#### Information shown
──────────────────────────────

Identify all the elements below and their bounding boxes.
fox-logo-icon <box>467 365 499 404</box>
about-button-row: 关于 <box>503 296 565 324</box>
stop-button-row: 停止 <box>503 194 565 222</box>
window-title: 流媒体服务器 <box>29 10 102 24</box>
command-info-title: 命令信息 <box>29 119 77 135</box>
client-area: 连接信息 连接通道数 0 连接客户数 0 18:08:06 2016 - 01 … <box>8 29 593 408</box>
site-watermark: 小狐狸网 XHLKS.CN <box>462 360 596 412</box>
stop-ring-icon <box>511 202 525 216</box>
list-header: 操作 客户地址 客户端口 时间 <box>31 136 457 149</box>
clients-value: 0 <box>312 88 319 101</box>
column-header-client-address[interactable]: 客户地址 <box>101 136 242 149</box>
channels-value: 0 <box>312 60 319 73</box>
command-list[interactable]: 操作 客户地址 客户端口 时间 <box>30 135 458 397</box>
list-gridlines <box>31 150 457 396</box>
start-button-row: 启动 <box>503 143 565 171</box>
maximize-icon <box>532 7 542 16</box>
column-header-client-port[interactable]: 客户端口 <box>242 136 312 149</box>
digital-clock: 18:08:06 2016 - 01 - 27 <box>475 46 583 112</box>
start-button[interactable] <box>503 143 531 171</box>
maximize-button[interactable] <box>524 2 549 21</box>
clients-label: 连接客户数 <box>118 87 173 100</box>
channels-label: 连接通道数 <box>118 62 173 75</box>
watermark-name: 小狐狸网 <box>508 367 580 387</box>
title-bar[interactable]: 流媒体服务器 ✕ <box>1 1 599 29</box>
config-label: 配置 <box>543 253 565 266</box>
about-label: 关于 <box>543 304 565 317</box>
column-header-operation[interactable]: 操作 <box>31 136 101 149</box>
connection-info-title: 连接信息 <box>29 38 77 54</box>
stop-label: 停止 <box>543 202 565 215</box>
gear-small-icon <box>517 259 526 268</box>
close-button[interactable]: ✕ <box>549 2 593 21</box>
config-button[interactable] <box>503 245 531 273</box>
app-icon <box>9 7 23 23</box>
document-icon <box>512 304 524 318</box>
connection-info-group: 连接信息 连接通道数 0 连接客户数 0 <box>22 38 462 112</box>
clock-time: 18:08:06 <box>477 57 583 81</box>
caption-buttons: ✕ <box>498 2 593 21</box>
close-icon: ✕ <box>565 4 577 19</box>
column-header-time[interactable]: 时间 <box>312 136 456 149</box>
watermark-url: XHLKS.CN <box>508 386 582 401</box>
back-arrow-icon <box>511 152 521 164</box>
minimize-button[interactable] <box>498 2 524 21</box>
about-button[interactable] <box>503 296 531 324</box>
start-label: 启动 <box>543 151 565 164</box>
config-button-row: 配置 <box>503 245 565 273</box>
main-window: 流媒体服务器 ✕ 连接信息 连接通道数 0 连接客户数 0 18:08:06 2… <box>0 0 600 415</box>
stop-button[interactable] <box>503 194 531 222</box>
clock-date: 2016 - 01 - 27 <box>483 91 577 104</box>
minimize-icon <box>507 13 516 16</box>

──────────────────────────────

#### What the task requires
Lay out the listing from its first line up to and including the line with "clients-value: 0 <box>312 88 319 101</box>" as a Markdown table with the columns Row and Listing line, numbering each row and leaving out blank lines.

#### Complete response
| Row | Listing line |
|---|---|
| 1 | Identify all the elements below and their bounding boxes. |
| 2 | fox-logo-icon <box>467 365 499 404</box> |
| 3 | about-button-row: 关于 <box>503 296 565 324</box> |
| 4 | stop-button-row: 停止 <box>503 194 565 222</box> |
| 5 | window-title: 流媒体服务器 <box>29 10 102 24</box> |
| 6 | command-info-title: 命令信息 <box>29 119 77 135</box> |
| 7 | client-area: 连接信息 连接通道数 0 连接客户数 0 18:08:06 2016 - 01 … <box>8 29 593 408</box> |
| 8 | site-watermark: 小狐狸网 XHLKS.CN <box>462 360 596 412</box> |
| 9 | stop-ring-icon <box>511 202 525 216</box> |
| 10 | list-header: 操作 客户地址 客户端口 时间 <box>31 136 457 149</box> |
| 11 | clients-value: 0 <box>312 88 319 101</box> |